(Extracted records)
▼▼▼

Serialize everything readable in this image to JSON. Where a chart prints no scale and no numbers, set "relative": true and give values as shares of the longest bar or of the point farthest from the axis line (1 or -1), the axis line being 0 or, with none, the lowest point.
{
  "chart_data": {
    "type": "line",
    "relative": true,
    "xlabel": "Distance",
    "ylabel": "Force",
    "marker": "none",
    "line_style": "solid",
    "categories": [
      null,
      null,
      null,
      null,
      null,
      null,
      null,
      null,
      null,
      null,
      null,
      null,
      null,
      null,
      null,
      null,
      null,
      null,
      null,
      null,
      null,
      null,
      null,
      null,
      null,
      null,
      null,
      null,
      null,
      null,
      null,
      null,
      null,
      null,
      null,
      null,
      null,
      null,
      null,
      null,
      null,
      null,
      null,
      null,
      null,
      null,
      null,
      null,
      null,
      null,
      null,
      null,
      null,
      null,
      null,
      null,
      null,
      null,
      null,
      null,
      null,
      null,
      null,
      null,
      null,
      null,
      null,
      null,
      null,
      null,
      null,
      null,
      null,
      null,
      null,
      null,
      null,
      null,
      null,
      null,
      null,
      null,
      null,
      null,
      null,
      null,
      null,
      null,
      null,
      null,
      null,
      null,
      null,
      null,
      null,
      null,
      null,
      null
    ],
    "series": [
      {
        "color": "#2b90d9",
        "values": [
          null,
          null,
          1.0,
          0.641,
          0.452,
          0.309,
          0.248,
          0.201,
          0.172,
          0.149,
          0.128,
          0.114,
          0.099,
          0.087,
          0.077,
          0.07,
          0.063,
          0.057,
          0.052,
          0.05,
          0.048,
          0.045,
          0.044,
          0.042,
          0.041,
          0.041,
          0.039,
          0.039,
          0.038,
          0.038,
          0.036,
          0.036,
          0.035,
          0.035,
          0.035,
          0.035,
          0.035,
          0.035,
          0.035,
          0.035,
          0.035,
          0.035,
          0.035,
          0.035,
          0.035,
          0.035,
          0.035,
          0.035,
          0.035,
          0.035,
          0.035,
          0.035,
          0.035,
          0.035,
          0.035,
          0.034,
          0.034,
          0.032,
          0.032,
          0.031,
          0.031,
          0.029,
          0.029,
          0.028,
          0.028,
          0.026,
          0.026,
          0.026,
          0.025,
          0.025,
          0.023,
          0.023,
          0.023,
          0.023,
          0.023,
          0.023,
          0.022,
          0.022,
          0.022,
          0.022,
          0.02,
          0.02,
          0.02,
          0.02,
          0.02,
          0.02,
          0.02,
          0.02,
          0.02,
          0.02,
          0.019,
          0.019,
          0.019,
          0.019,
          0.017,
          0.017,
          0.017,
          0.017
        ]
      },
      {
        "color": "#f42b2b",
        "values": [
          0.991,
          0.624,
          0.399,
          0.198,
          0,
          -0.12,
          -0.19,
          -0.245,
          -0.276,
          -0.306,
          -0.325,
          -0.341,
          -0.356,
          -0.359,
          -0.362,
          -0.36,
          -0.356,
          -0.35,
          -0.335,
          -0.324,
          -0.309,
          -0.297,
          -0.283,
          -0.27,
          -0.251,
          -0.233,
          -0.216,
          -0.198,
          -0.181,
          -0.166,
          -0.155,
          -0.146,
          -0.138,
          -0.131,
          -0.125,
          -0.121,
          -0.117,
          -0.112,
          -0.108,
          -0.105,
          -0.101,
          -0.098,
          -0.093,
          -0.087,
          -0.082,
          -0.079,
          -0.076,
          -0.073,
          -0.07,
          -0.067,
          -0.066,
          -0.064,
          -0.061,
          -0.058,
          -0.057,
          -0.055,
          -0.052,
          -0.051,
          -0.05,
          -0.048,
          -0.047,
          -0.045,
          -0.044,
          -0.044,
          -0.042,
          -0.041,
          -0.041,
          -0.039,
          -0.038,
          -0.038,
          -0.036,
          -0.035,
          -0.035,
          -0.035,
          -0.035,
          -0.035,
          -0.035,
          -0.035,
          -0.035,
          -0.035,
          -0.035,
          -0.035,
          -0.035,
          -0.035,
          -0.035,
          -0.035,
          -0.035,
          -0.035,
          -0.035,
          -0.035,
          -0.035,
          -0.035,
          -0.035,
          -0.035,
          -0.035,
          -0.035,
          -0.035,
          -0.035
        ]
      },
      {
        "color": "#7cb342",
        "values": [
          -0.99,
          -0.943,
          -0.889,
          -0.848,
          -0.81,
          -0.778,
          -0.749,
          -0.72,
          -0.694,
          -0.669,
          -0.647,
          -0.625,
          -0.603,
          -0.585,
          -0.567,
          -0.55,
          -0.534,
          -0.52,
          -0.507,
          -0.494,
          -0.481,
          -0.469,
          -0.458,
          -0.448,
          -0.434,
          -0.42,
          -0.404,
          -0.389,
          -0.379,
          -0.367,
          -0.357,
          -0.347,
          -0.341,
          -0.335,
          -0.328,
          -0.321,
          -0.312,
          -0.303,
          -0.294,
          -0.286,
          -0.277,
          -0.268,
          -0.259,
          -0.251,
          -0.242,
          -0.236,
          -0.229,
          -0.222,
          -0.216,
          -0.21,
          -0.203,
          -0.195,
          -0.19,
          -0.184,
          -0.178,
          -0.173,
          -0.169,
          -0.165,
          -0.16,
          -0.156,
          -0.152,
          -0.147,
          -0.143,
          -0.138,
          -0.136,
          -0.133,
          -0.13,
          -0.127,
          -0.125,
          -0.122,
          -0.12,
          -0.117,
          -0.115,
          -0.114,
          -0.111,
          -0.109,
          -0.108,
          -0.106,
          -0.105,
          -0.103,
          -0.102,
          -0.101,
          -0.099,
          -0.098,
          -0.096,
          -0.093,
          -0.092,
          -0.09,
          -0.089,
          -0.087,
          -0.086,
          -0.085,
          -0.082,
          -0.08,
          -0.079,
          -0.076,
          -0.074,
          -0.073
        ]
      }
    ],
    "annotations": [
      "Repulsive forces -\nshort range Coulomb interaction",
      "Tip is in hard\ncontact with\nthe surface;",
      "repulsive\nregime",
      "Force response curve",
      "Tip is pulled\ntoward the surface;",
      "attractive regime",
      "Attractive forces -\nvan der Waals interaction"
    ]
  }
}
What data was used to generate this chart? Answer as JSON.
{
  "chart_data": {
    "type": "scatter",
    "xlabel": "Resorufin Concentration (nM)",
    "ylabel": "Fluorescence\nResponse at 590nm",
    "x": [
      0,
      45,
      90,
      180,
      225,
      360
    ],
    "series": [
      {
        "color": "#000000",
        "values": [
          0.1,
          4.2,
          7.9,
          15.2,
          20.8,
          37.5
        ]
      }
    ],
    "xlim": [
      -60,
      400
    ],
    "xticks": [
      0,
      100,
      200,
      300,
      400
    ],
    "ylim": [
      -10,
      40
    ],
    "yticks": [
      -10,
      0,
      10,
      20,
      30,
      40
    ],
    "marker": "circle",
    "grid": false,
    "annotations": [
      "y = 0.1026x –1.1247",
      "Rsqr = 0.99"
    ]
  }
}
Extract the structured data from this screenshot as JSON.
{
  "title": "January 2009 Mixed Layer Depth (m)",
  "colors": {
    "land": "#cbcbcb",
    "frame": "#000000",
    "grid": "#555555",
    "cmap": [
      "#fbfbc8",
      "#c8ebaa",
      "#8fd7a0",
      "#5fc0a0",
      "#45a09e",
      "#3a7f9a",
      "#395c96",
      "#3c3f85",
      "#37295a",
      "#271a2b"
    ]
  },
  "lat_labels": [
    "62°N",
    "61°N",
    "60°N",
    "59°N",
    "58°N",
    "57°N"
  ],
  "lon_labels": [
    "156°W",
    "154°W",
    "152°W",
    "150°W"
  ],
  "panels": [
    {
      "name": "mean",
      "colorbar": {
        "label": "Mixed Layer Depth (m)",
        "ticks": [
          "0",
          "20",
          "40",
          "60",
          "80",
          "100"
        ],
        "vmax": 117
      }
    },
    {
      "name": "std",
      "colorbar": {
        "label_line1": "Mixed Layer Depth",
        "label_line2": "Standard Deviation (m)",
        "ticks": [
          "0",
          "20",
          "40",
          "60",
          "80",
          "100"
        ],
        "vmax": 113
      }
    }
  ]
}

▲▲▲

*Exercise directions:*
Go through the material and copy out every line with "from" in it.

*Answer for the task:*
Serialize everything readable in this image to JSON. Where a chart prints no scale and no numbers, set "relative": true and give values as shares of the longest bar or of the point farthest from the axis line (1 or -1), the axis line being 0 or, with none, the lowest point.
Extract the structured data from this screenshot as JSON.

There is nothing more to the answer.